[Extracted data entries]

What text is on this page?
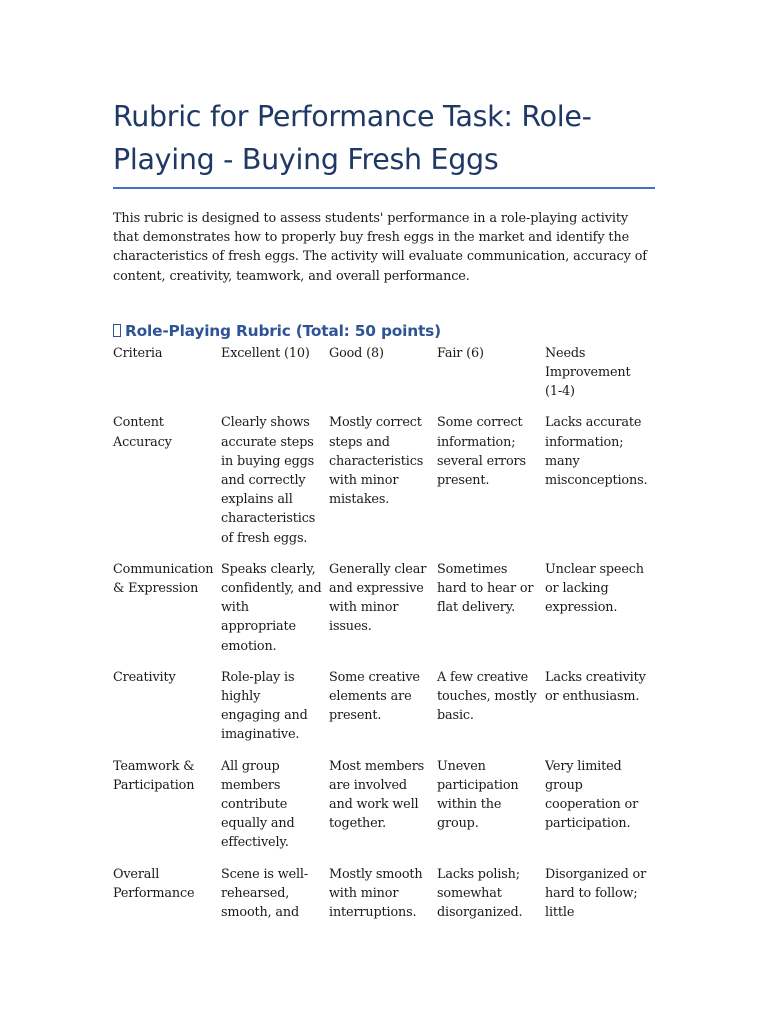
Rubric for Performance Task: Role-Playing - Buying Fresh Eggs

This rubric is designed to assess students' performance in a role-playing activity that demonstrates how to properly buy fresh eggs in the market and identify the characteristics of fresh eggs. The activity will evaluate communication, accuracy of content, creativity, teamwork, and overall performance.

Role-Playing Rubric (Total: 50 points)
Criteria	Excellent (10)	Good (8)	Fair (6)	Needs Improvement (1-4)
Content Accuracy	Clearly shows accurate steps in buying eggs and correctly explains all characteristics of fresh eggs.	Mostly correct steps and characteristics with minor mistakes.	Some correct information; several errors present.	Lacks accurate information; many misconceptions.
Communication & Expression	Speaks clearly, confidently, and with appropriate emotion.	Generally clear and expressive with minor issues.	Sometimes hard to hear or flat delivery.	Unclear speech or lacking expression.
Creativity	Role-play is highly engaging and imaginative.	Some creative elements are present.	A few creative touches, mostly basic.	Lacks creativity or enthusiasm.
Teamwork & Participation	All group members contribute equally and effectively.	Most members are involved and work well together.	Uneven participation within the group.	Very limited group cooperation or participation.
Overall Performance	Scene is well-rehearsed, smooth, and	Mostly smooth with minor interruptions.	Lacks polish; somewhat disorganized.	Disorganized or hard to follow; little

◆ The exercise ◆
Transcribe the material exactly, keeping every word and none of the pictures.

◆ Written response ◆
What text is on this page?
Rubric for Performance Task: Role-Playing - Buying Fresh Eggs

This rubric is designed to assess students' performance in a role-playing activity that demonstrates how to properly buy fresh eggs in the market and identify the characteristics of fresh eggs. The activity will evaluate communication, accuracy of content, creativity, teamwork, and overall performance.

Role-Playing Rubric (Total: 50 points)
Criteria	Excellent (10)	Good (8)	Fair (6)	Needs Improvement (1-4)
Content Accuracy	Clearly shows accurate steps in buying eggs and correctly explains all characteristics of fresh eggs.	Mostly correct steps and characteristics with minor mistakes.	Some correct information; several errors present.	Lacks accurate information; many misconceptions.
Communication & Expression	Speaks clearly, confidently, and with appropriate emotion.	Generally clear and expressive with minor issues.	Sometimes hard to hear or flat delivery.	Unclear speech or lacking expression.
Creativity	Role-play is highly engaging and imaginative.	Some creative elements are present.	A few creative touches, mostly basic.	Lacks creativity or enthusiasm.
Teamwork & Participation	All group members contribute equally and effectively.	Most members are involved and work well together.	Uneven participation within the group.	Very limited group cooperation or participation.
Overall Performance	Scene is well-rehearsed, smooth, and	Mostly smooth with minor interruptions.	Lacks polish; somewhat disorganized.	Disorganized or hard to follow; little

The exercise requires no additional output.